### DATA FOR THIS EXERCISE ###
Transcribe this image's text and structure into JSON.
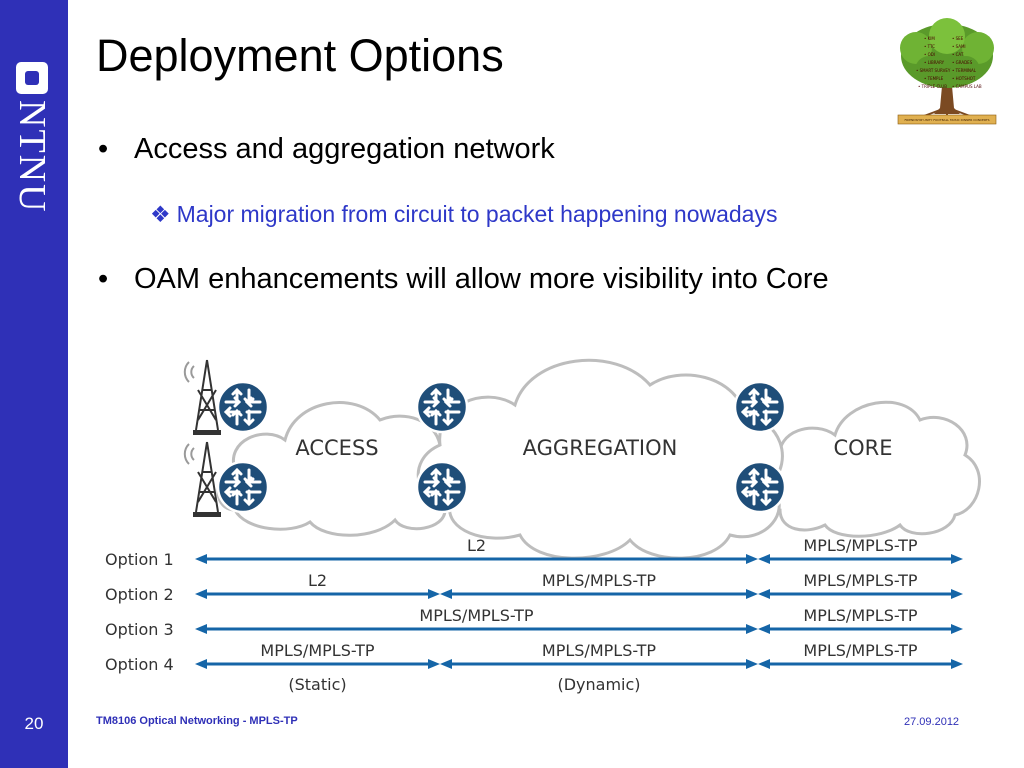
{
  "slide": {
    "title": "Deployment Options",
    "bullets": [
      {
        "text": "Access and aggregation network"
      },
      {
        "text": "OAM enhancements will allow more visibility into Core"
      }
    ],
    "sub_bullet": "Major migration from circuit to packet happening nowadays",
    "bullet_mark": "•",
    "sub_bullet_mark": "❖"
  },
  "sidebar": {
    "brand": "NTNU",
    "slide_number": "20"
  },
  "footer": {
    "course": "TM8106 Optical Networking - MPLS-TP",
    "date": "27.09.2012"
  },
  "colors": {
    "sidebar": "#2f30b7",
    "accent_text": "#2e38c8",
    "router": "#1f4e79",
    "arrow": "#1565a7",
    "cloud_stroke": "#bdbdbd"
  },
  "diagram": {
    "clouds": [
      "ACCESS",
      "AGGREGATION",
      "CORE"
    ],
    "icons": [
      "cell-tower-icon",
      "router-icon"
    ],
    "options": [
      {
        "label": "Option 1",
        "segments": [
          {
            "text": "L2",
            "sub": ""
          },
          {
            "text": "MPLS/MPLS-TP",
            "sub": ""
          }
        ]
      },
      {
        "label": "Option 2",
        "segments": [
          {
            "text": "L2",
            "sub": ""
          },
          {
            "text": "MPLS/MPLS-TP",
            "sub": ""
          },
          {
            "text": "MPLS/MPLS-TP",
            "sub": ""
          }
        ]
      },
      {
        "label": "Option 3",
        "segments": [
          {
            "text": "MPLS/MPLS-TP",
            "sub": ""
          },
          {
            "text": "MPLS/MPLS-TP",
            "sub": ""
          }
        ]
      },
      {
        "label": "Option 4",
        "segments": [
          {
            "text": "MPLS/MPLS-TP",
            "sub": "(Static)"
          },
          {
            "text": "MPLS/MPLS-TP",
            "sub": "(Dynamic)"
          },
          {
            "text": "MPLS/MPLS-TP",
            "sub": ""
          }
        ]
      }
    ]
  },
  "logo_tree": {
    "words": [
      "• KIM",
      "• SEE",
      "• TTC",
      "• SAMI",
      "• ODI",
      "• CAT",
      "• LIBRARY",
      "• GRADES",
      "• SMART SURVEY",
      "• TERMINAL",
      "• TEMPLE",
      "• HOTSHOT",
      "• TRIPLE CLUB",
      "• CAMPUS LAB"
    ],
    "base": "FRIENDSHIP  UNITY  FOOTBALL  MUSIC  DINNER  CONCERTS"
  }
}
###
Report how many lines of the entries hold the word "label". Nothing else is needed.

## TASK RESULT:
4